▸ **DOCUMENT SEGMENT**
* begin *
Printer Friendly

Can we still pick out the bad apples?

Can We Still Pick Out the Bad Apples?

THE POLYGRAPH EXAMINATION, once looked on as an accurate, time efficient, and cost-effective security management tool, has lapsed into functional obscurity with the passage of new congressional legislation. Security personnel may be asking themselves what happened and what their alternatives are for the future.

Since the polygraph's invention in the early 1930s, polygraph pioneers such as John Reid saw the polygraph examination grow from its limited commercial use in the 1940s to its popularity in the 1950s during the McCarthy era. The 1960s continued with extensive use of the polygraph by all government agencies. During the first half of this decade the private sector and government agencies were depending so heavily on polygraph examinations that an estimated 2 million were administered each year.

New legislation, in the form of the Employee Polygraph Protection Act of 1988 (EPPA), was supported by the American Civil Liberties Union, labor groups, individuals, and some lawmakers who had been pushing for almost 20 years to change the law because they felt polygraph examinations were unreliable, intrusive, and degrading. Those who saw the polygraph examination as an invaluable tool for preemployment and security control proposed legislation to Congress that would have provided stronger policing of polygraph examiners while still allowing them to work in the private sector. Those groups who supported abolishing the normal use of the polygraph examination in the private sector won Congress's vote, however. The EPPA went into effect December 27, 1988, stating that "the purpose of the regulations is to provide protection for most private sector employees from lie detector testing, either preemployment or during the course of employment, with certain limited exceptions."
* end *
▸ **SUPPLIED DATA**
* begin *
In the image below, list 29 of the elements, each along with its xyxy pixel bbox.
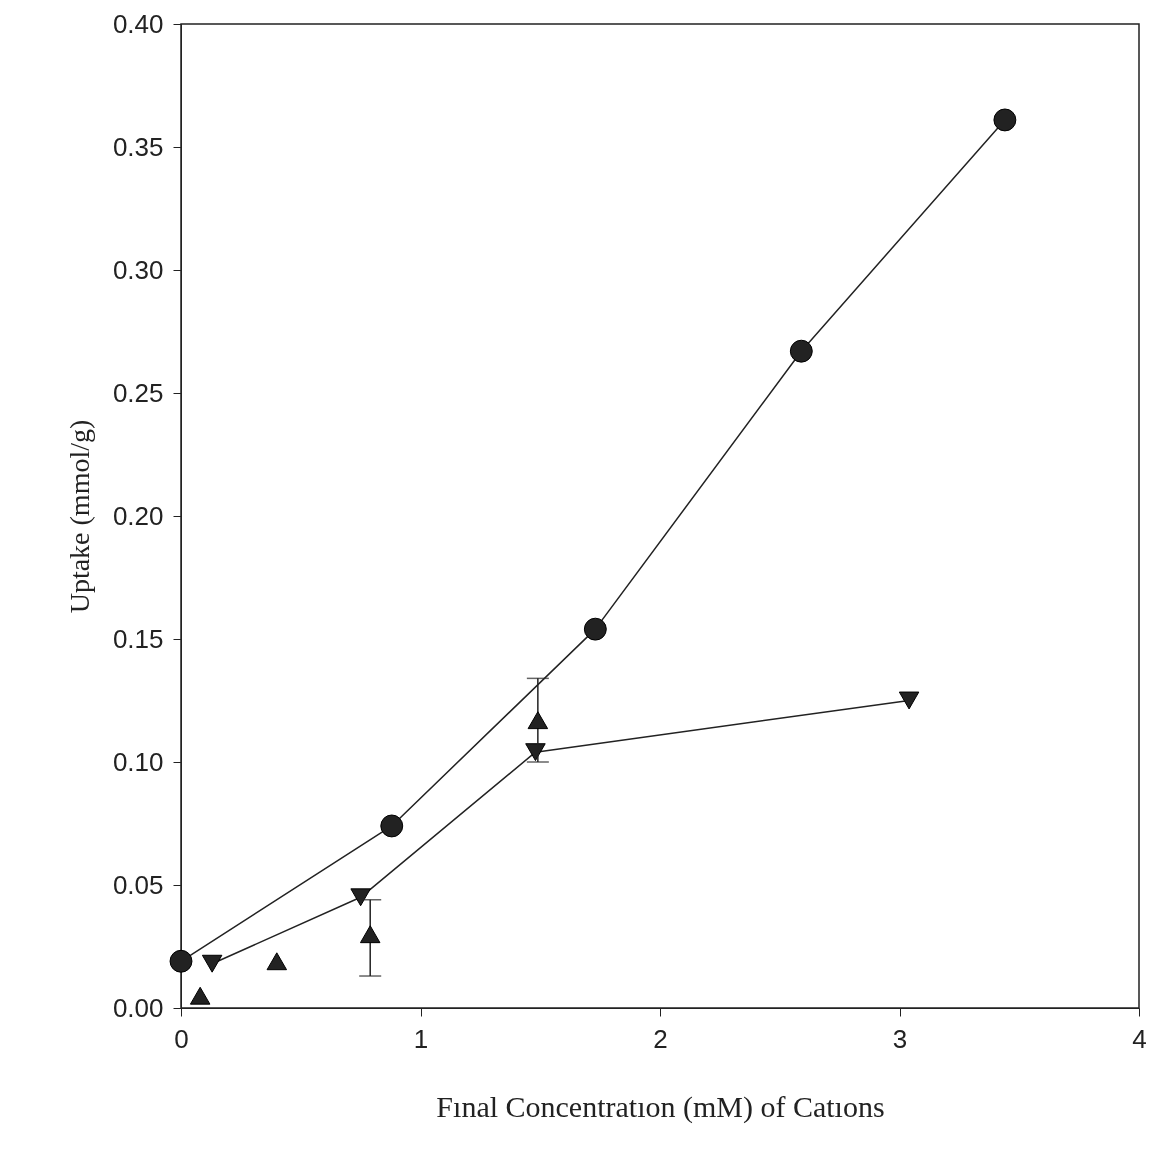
x-tick-label: 3 bbox=[892, 1023, 908, 1054]
y-tick-label: 0.40 bbox=[112, 8, 164, 39]
point bbox=[266, 952, 288, 971]
x-tick-label: 1 bbox=[413, 1023, 429, 1054]
y-tick-label: 0.20 bbox=[112, 500, 164, 531]
point bbox=[583, 617, 607, 641]
y-tick-label: 0.00 bbox=[112, 992, 164, 1023]
point bbox=[201, 954, 223, 973]
y-axis-title: Uptake (mmol/g) bbox=[63, 419, 95, 614]
point bbox=[169, 949, 193, 973]
x-tick-label: 4 bbox=[1132, 1023, 1147, 1054]
point bbox=[789, 339, 813, 363]
point bbox=[350, 888, 371, 907]
point bbox=[380, 814, 404, 838]
y-tick-label: 0.05 bbox=[112, 869, 164, 900]
point bbox=[189, 986, 211, 1005]
point bbox=[525, 743, 546, 762]
point bbox=[527, 711, 549, 730]
point bbox=[359, 925, 381, 944]
point bbox=[898, 691, 920, 710]
x-tick-label: 2 bbox=[653, 1023, 668, 1054]
y-tick-label: 0.10 bbox=[112, 746, 164, 777]
point bbox=[993, 108, 1017, 132]
y-tick-label: 0.15 bbox=[112, 623, 164, 654]
y-tick-label: 0.30 bbox=[112, 254, 164, 285]
x-axis-title: Fınal Concentratıon (mM) of Catıons bbox=[436, 1089, 885, 1124]
x-tick-label: 0 bbox=[174, 1023, 189, 1054]
y-tick-label: 0.25 bbox=[112, 377, 164, 408]
y-tick-label: 0.35 bbox=[112, 131, 164, 162]
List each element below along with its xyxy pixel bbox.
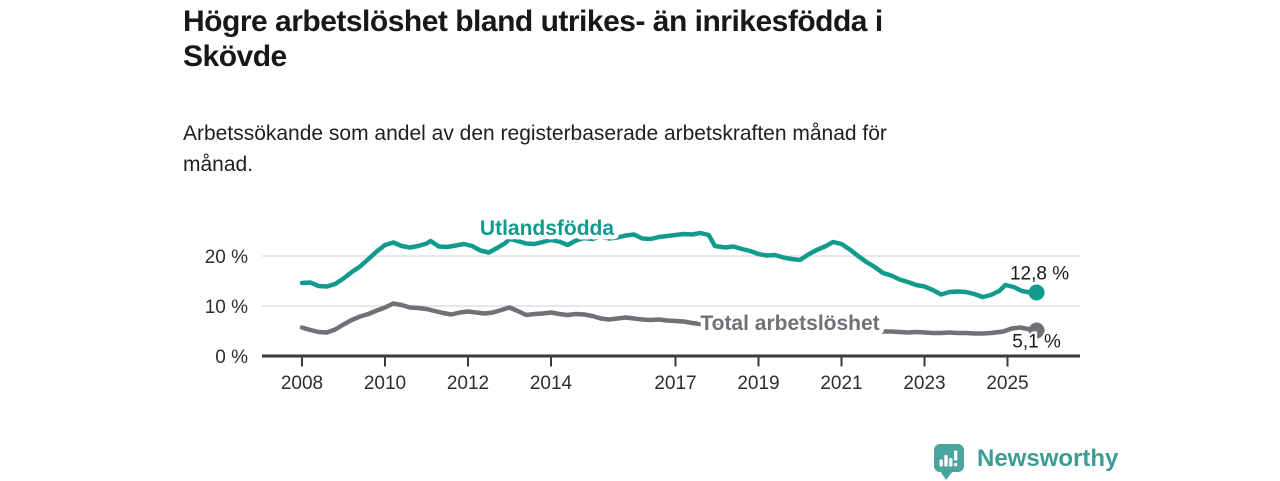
x-tick-label: 2025: [986, 373, 1028, 394]
y-tick-label: 0 %: [215, 347, 248, 368]
newsworthy-logo-icon: [934, 444, 964, 480]
newsworthy-brand-name: Newsworthy: [977, 445, 1119, 472]
gridlines: [262, 255, 1080, 307]
x-tick-label: 2021: [820, 373, 862, 394]
chart-title: Högre arbetslöshet bland utrikes- än inr…: [183, 5, 883, 73]
series-utlandsfodda: [299, 230, 1045, 301]
y-axis: 0 % 10 % 20 %: [205, 247, 248, 368]
y-tick-label: 20 %: [205, 247, 248, 268]
x-tick-label: 2008: [281, 373, 323, 394]
x-tick-label: 2010: [364, 373, 406, 394]
series-total: [299, 301, 1045, 339]
x-tick-label: 2023: [903, 373, 945, 394]
series-line: [299, 230, 1039, 300]
series-end-dot: [1028, 322, 1045, 339]
chart-subtitle: Arbetssökande som andel av den registerb…: [183, 122, 887, 176]
x-tick-label: 2017: [654, 373, 696, 394]
series-label: Utlandsfödda: [480, 217, 614, 240]
x-axis: 2008 2010 2012 2014 2017 2019 2021 2023 2025: [262, 354, 1080, 394]
x-tick-label: 2012: [447, 373, 489, 394]
series-end-dot: [1028, 284, 1045, 301]
y-tick-label: 10 %: [205, 297, 248, 318]
newsworthy-logo[interactable]: Newsworthy: [933, 443, 1118, 481]
series-label: Total arbetslöshet: [700, 312, 879, 335]
series-end-value: 5,1 %: [1012, 332, 1061, 353]
series-line: [299, 301, 1039, 336]
x-tick-label: 2019: [737, 373, 779, 394]
series-end-value: 12,8 %: [1010, 264, 1069, 285]
x-tick-label: 2014: [530, 373, 573, 394]
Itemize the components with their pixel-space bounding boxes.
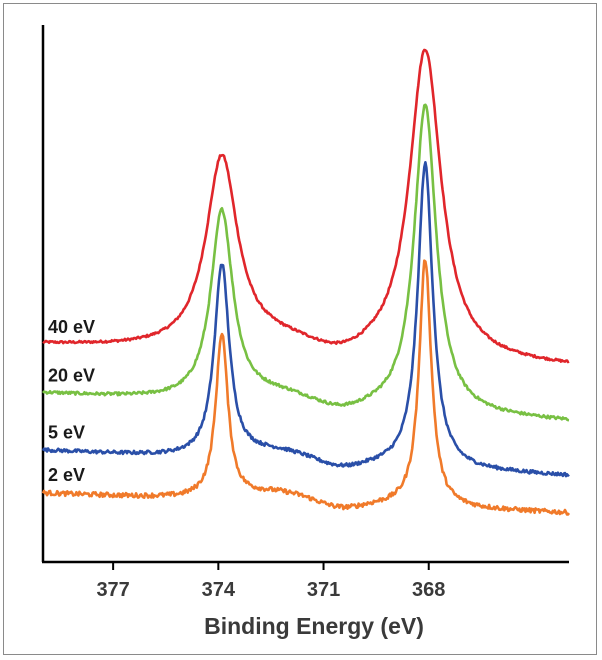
series-label-20-ev: 20 eV <box>48 365 95 385</box>
x-tick-label-368: 368 <box>412 579 445 601</box>
x-axis-title: Binding Energy (eV) <box>204 613 424 639</box>
x-tick-label-377: 377 <box>96 579 129 601</box>
series-label-40-ev: 40 eV <box>48 317 95 337</box>
series-line-40-ev <box>42 48 570 364</box>
series-line-2-ev <box>41 259 571 516</box>
x-tick-label-374: 374 <box>202 579 236 601</box>
series-label-5-ev: 5 eV <box>48 422 85 442</box>
x-tick-label-371: 371 <box>307 579 340 601</box>
series-label-2-ev: 2 eV <box>48 465 85 485</box>
chart-frame <box>3 3 597 655</box>
series-line-5-ev <box>41 161 570 478</box>
series-line-20-ev <box>42 103 570 422</box>
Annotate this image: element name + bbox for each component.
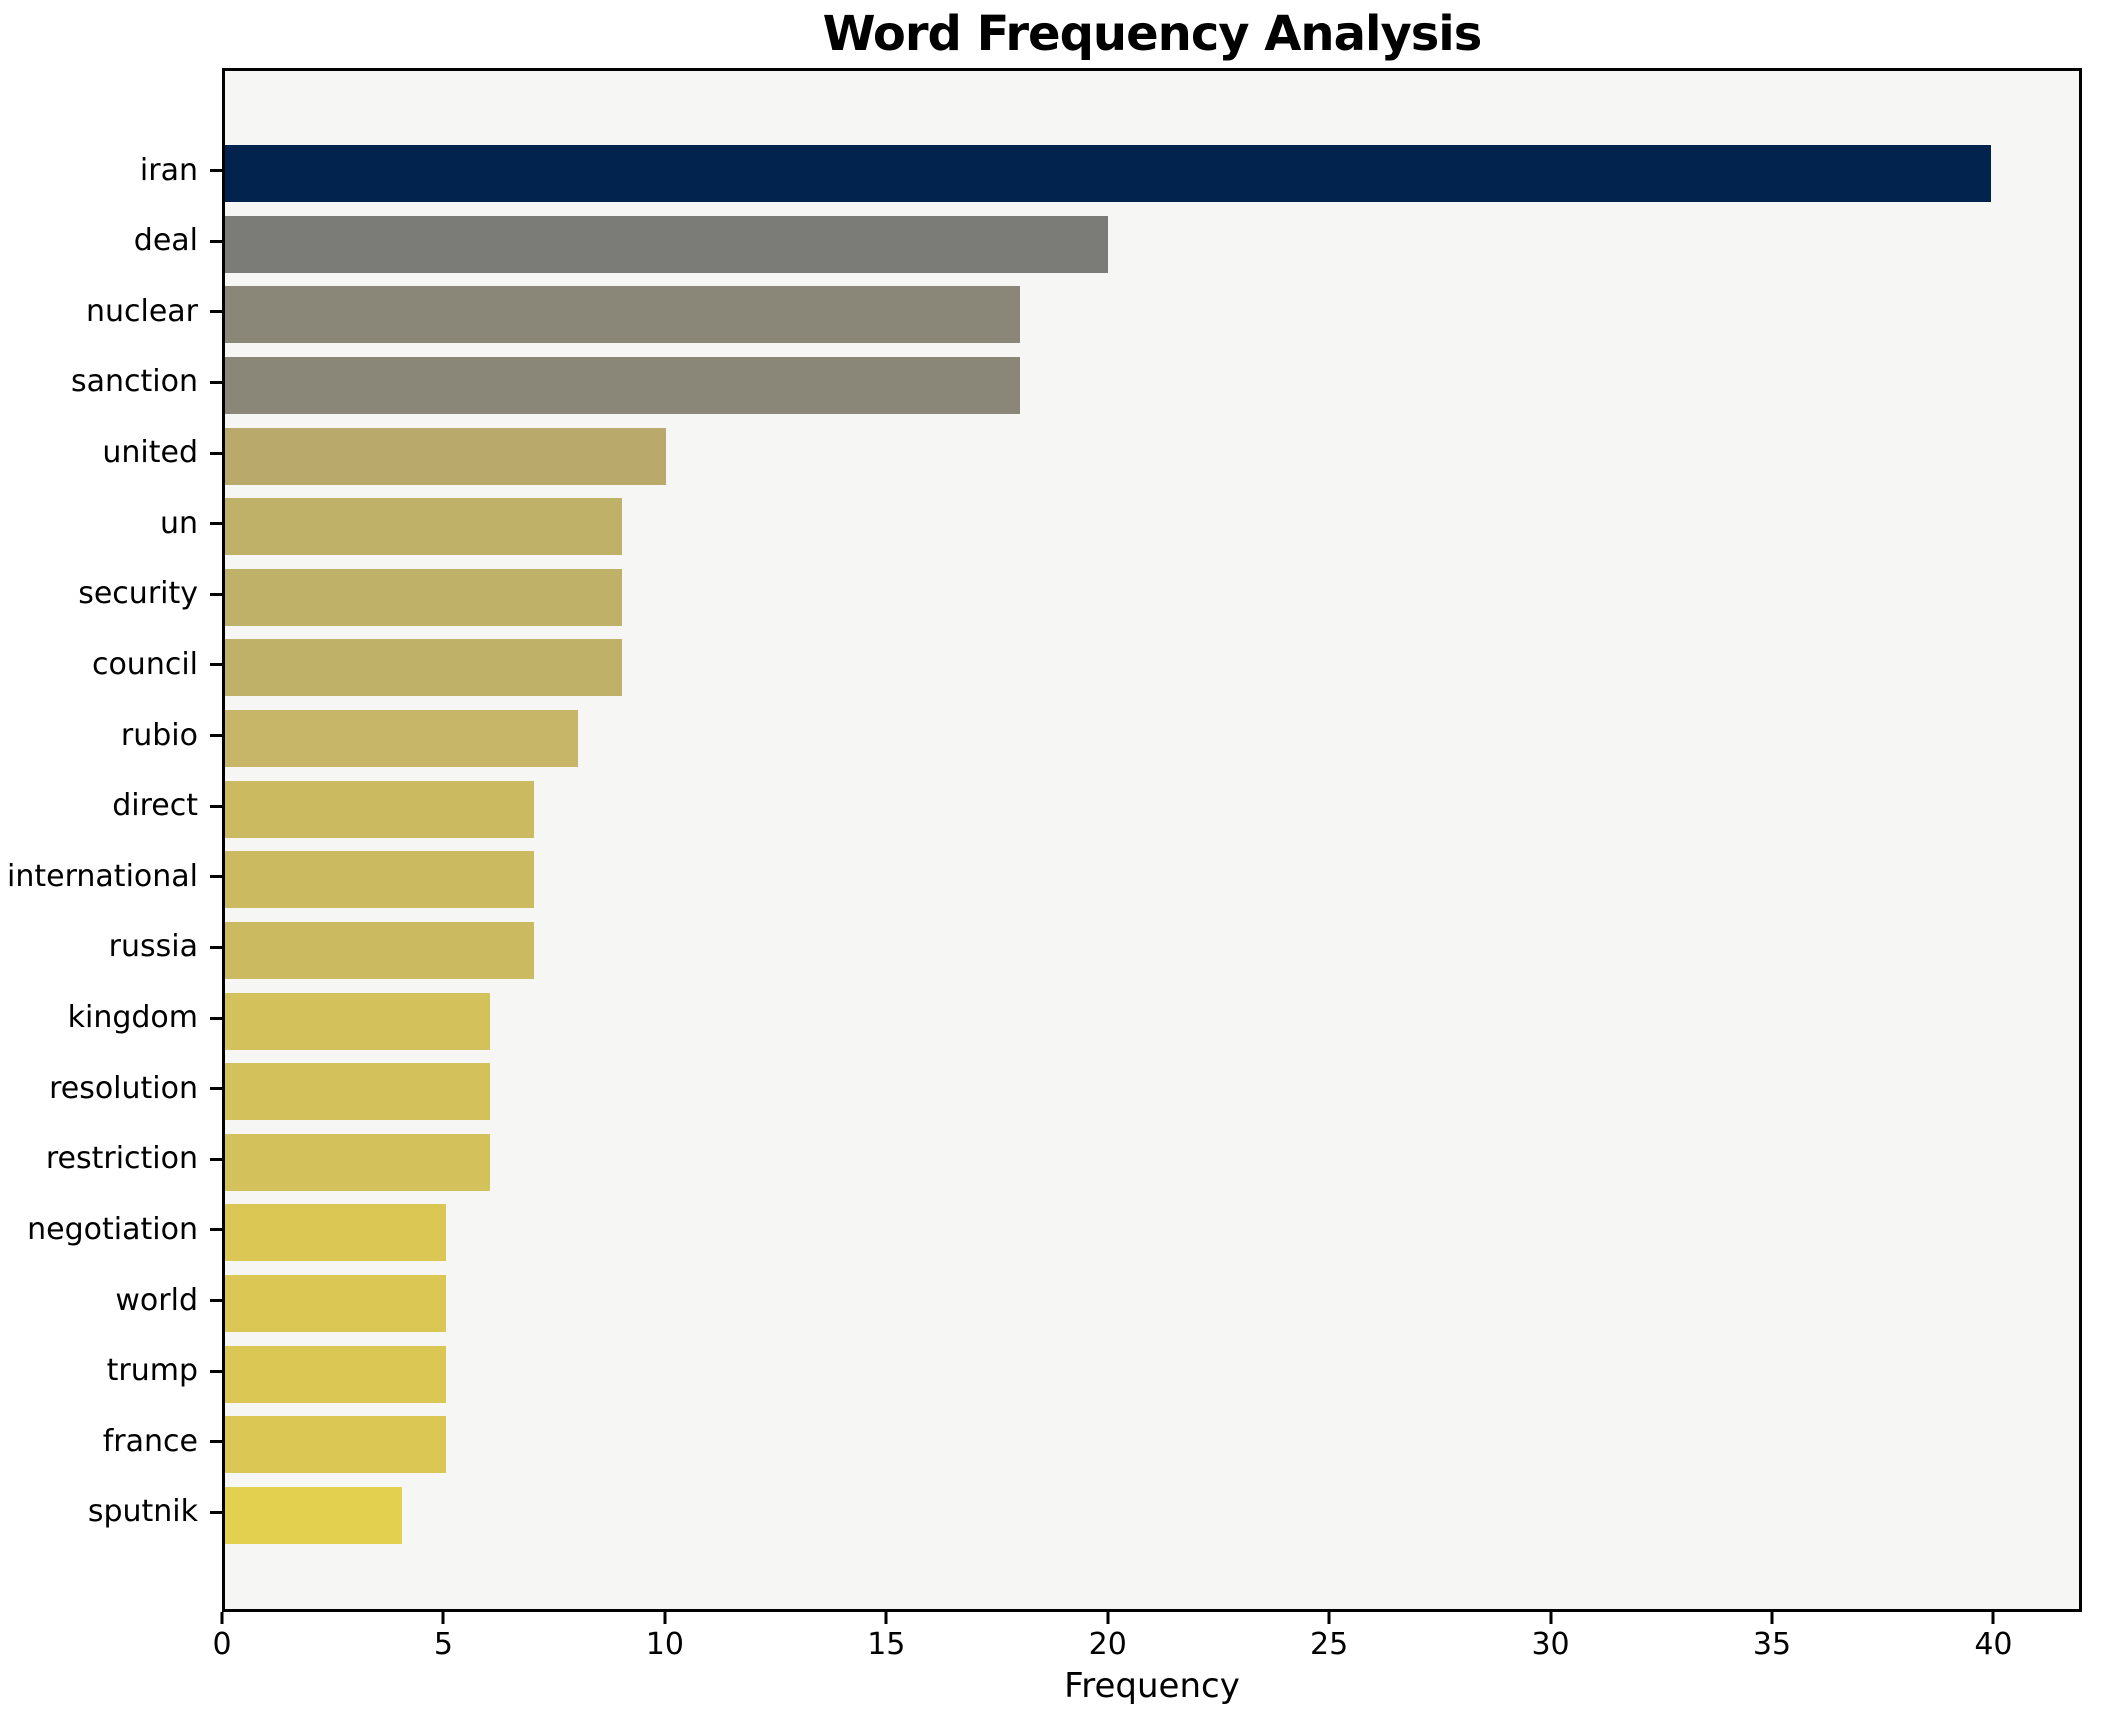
* end *
▸ **GOALS**
a: From the polygraph article, quote the part that opens with the words containing "Since the polygraph's" and closes with "administered each year.".
b: In the rows, take the part that opens with the line containing "x-tick-label: 2025: [986, 373, 1028, 394]" and closes with the line containing "x-tick-label: 2021: [820, 373, 862, 394]", and write out only those lines again, replacing "gridlines" with "grid-lines" and leaving everything else unchanged.
The polygraph article and the rows have nothing to do with each other.

▸ **THE REPLIES**
a:
Since the polygraph's invention in the early 1930s, polygraph pioneers such as John Reid saw the polygraph examination grow from its limited commercial use in the 1940s to its popularity in the 1950s during the McCarthy era. The 1960s continued with extensive use of the polygraph by all government agencies. During the first half of this decade the private sector and government agencies were depending so heavily on polygraph examinations that an estimated 2 million were administered each year.

b:
x-tick-label: 2025: [986, 373, 1028, 394]
y-tick-label: 0 %: [215, 347, 248, 368]
newsworthy-logo-icon: [934, 444, 964, 480]
newsworthy-brand-name: Newsworthy: [977, 445, 1119, 472]
grid-lines: [262, 255, 1080, 307]
x-tick-label: 2021: [820, 373, 862, 394]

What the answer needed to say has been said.